= SET TASK =
Check each line for the string "деталь" and give only the count of lines that have it.

(Stored records)
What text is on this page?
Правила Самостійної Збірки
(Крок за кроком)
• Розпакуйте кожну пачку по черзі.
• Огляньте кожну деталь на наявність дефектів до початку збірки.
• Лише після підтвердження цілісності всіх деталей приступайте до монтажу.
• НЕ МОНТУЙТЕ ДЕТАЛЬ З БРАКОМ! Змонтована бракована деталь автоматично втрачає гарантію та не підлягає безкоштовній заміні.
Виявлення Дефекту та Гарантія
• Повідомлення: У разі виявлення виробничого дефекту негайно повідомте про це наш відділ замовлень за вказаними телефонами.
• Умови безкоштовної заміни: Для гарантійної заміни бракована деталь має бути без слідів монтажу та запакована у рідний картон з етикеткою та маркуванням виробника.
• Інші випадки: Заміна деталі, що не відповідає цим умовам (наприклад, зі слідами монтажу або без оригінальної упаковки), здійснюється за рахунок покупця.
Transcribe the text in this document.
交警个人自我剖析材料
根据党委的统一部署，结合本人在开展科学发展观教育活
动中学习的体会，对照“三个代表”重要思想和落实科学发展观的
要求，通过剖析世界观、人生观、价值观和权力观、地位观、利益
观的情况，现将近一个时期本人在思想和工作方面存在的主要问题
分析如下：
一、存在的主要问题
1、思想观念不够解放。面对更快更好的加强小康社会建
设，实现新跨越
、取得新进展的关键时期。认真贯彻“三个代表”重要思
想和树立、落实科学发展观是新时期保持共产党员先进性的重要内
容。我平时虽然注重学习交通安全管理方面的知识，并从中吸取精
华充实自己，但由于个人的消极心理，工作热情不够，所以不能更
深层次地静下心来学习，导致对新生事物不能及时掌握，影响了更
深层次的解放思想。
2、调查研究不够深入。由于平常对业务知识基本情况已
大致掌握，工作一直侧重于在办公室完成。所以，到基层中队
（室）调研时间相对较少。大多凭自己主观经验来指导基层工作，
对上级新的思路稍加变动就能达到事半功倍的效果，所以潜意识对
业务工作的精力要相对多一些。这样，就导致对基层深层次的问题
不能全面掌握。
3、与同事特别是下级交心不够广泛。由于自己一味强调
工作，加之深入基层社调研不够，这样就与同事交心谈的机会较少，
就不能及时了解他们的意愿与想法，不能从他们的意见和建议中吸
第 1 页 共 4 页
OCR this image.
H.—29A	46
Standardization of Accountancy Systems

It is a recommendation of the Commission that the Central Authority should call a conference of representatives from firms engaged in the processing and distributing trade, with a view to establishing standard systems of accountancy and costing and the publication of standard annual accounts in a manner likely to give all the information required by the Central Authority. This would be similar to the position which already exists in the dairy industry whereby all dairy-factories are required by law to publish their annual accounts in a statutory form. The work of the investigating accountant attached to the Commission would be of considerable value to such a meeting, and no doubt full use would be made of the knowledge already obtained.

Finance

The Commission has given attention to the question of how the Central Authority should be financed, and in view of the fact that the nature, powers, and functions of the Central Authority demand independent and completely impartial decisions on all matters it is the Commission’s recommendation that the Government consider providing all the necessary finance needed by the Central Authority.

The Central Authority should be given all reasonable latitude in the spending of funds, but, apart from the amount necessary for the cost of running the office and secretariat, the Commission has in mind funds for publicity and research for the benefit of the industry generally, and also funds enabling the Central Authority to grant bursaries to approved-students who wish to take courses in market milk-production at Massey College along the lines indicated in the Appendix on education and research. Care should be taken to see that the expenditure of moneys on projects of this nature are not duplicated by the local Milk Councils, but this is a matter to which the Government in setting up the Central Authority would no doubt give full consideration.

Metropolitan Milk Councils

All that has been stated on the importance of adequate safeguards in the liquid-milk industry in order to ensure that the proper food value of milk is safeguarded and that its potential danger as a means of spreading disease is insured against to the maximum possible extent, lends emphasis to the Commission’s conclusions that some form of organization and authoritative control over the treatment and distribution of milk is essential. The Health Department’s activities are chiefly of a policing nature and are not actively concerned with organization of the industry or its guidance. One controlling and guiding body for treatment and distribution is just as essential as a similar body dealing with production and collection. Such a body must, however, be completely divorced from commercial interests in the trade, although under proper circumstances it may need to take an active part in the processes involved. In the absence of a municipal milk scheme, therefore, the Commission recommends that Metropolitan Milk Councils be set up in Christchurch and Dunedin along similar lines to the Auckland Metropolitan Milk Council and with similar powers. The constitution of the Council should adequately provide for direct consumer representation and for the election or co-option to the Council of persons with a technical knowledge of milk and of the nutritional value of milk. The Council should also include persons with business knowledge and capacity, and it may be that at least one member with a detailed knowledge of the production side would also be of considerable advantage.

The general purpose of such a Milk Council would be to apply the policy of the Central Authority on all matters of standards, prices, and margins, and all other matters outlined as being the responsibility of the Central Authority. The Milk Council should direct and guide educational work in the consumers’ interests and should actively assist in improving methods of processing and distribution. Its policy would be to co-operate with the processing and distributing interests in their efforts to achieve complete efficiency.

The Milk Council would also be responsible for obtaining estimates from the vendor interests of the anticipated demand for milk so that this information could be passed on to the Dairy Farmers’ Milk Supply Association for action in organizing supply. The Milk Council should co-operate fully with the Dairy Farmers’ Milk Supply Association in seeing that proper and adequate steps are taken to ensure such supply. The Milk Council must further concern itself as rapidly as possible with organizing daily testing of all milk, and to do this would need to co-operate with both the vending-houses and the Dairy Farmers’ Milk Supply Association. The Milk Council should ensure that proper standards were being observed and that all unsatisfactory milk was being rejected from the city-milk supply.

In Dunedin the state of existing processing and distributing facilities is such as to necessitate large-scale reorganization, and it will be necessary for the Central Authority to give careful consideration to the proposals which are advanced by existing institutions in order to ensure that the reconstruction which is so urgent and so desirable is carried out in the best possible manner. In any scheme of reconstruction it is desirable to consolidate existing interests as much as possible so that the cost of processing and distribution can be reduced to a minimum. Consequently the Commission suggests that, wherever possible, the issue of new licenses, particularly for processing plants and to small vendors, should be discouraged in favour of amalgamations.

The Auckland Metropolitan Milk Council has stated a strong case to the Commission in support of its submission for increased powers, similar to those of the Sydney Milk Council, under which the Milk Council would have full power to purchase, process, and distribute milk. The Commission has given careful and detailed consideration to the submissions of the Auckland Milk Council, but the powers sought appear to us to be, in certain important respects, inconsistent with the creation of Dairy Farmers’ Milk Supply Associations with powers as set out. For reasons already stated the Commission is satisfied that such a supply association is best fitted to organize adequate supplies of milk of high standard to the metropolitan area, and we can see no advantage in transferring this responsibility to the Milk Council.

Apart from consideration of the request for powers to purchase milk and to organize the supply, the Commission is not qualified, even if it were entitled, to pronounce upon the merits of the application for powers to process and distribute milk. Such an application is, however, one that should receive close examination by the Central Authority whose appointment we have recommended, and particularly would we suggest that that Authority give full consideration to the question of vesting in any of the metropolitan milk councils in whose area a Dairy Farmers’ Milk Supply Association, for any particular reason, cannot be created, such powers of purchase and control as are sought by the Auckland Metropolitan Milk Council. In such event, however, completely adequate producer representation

= EXERCISE OUTPUT =
3